● **TRAVAIL DEMANDÉ**:
Dans l'extrait sur le désistement d'office, à qui avait été adressé le courrier invitant la société à confirmer le maintien de ses conclusions ?

La Cour administrative d’appel de Paris, par un arrêt rendu le 7 janvier 2026, précise les conditions de mise en œuvre du désistement d’office. Le litige trouve son origine dans une demande de décharge partielle de la contribution au service public de l’électricité soumise au tribunal administratif compétent. Le président de la juridiction de première instance a, par une ordonnance du 2 juin 2025, donné acte du désistement de la société requérante. Cette décision faisait suite à l’absence de réponse à un courrier invitant la partie à confirmer expressément le maintien de ses conclusions contentieuses initiales. L’appelante soutenait que cette procédure était irrégulière puisque l’invitation avait été adressée à son ancien mandataire alors qu’elle assurait désormais sa propre défense. La question posée aux juges d’appel concernait la validité de la notification de la demande de confirmation d’intérêt lorsque le mandat de représentation a pris fin. La Cour administrative d’appel de Paris annule l’ordonnance en jugeant que le courrier devait être adressé directement à la société concernée par le litige. Cette solution repose sur le constat que le contentieux relatif à la contribution précitée est dispensé du ministère d’avocat obligatoire devant le tribunal administratif.

Extraits de données:

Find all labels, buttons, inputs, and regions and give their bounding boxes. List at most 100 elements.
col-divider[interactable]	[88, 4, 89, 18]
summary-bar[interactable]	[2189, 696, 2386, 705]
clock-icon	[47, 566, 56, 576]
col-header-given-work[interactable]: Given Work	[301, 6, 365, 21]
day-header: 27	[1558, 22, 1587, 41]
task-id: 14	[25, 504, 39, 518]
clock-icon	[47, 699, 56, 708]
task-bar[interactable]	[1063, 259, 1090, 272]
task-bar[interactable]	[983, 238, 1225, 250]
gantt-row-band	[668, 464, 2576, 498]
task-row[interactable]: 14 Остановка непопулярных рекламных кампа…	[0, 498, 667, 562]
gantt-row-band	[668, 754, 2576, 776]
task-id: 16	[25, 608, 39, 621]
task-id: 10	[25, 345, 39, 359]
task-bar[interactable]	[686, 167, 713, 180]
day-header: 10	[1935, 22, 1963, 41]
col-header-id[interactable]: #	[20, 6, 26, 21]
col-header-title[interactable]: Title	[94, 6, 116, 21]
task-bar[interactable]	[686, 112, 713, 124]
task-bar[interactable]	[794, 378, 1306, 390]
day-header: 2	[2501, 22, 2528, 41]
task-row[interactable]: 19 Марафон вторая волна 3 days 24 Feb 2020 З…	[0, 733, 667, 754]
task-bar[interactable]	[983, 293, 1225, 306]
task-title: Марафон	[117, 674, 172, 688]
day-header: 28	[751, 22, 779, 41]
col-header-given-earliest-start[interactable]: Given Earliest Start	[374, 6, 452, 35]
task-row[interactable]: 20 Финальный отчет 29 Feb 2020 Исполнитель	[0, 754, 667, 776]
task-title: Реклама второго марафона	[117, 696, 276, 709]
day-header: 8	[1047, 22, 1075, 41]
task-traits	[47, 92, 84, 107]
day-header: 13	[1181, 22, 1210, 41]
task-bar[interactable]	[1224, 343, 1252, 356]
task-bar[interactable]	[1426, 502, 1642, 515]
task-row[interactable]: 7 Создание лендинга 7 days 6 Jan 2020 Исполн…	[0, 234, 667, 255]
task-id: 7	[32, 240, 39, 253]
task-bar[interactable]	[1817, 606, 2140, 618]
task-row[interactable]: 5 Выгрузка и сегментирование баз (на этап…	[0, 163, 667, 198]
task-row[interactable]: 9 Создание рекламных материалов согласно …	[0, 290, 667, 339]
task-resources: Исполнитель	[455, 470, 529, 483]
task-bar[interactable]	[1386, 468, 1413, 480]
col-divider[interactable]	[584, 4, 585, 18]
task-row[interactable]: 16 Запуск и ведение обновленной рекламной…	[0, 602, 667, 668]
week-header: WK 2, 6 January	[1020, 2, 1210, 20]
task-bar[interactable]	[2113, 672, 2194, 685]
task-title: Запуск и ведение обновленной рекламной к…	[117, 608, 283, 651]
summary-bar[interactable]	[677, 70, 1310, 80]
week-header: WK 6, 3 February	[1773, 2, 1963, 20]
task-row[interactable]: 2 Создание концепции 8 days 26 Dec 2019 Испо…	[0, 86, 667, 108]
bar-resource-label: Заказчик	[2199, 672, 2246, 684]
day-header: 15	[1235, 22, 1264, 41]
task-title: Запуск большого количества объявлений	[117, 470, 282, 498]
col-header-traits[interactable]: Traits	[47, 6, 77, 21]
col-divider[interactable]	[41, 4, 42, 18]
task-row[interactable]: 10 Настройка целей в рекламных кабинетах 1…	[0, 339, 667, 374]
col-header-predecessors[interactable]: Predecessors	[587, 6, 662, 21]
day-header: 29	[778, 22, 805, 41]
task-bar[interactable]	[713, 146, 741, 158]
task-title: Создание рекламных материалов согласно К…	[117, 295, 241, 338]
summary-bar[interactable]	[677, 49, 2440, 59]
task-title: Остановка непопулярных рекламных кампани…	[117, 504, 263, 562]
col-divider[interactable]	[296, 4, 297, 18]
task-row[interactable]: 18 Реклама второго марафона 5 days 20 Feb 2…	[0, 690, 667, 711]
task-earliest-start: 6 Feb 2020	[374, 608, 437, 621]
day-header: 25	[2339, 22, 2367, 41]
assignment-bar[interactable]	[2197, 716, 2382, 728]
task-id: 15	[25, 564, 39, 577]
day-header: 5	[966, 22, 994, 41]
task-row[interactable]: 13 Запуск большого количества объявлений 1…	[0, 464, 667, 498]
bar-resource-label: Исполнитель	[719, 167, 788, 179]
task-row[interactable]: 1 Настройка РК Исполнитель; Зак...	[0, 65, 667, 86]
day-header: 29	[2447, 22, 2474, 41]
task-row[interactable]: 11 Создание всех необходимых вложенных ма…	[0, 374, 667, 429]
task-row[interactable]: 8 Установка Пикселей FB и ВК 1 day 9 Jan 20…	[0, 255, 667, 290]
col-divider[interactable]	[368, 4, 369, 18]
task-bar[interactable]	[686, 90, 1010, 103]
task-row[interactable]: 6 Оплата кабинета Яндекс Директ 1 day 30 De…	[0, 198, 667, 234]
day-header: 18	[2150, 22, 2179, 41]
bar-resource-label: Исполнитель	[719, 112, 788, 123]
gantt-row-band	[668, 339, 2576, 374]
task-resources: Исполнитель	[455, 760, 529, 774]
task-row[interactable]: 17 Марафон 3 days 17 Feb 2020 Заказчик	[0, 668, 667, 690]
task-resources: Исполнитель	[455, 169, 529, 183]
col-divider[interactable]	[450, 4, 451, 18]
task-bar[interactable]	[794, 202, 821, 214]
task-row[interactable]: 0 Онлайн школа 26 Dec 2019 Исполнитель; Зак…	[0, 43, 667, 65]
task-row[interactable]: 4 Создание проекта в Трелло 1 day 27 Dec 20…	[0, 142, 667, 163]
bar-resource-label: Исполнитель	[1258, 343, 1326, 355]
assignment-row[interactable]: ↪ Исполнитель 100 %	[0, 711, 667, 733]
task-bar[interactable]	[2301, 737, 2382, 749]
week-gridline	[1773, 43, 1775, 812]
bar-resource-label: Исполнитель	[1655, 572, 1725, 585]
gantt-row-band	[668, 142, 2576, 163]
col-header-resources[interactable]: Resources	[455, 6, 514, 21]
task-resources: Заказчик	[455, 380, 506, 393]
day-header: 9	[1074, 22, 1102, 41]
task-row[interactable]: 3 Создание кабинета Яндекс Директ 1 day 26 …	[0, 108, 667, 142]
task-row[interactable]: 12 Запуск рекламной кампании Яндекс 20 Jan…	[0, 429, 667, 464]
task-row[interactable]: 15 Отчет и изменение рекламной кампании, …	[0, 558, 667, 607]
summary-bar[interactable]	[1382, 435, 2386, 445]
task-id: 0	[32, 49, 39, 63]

● **RÉPONSE FOURNIE**:
À l'ancien mandataire de la société requérante, alors qu'elle assurait désormais sa propre défense.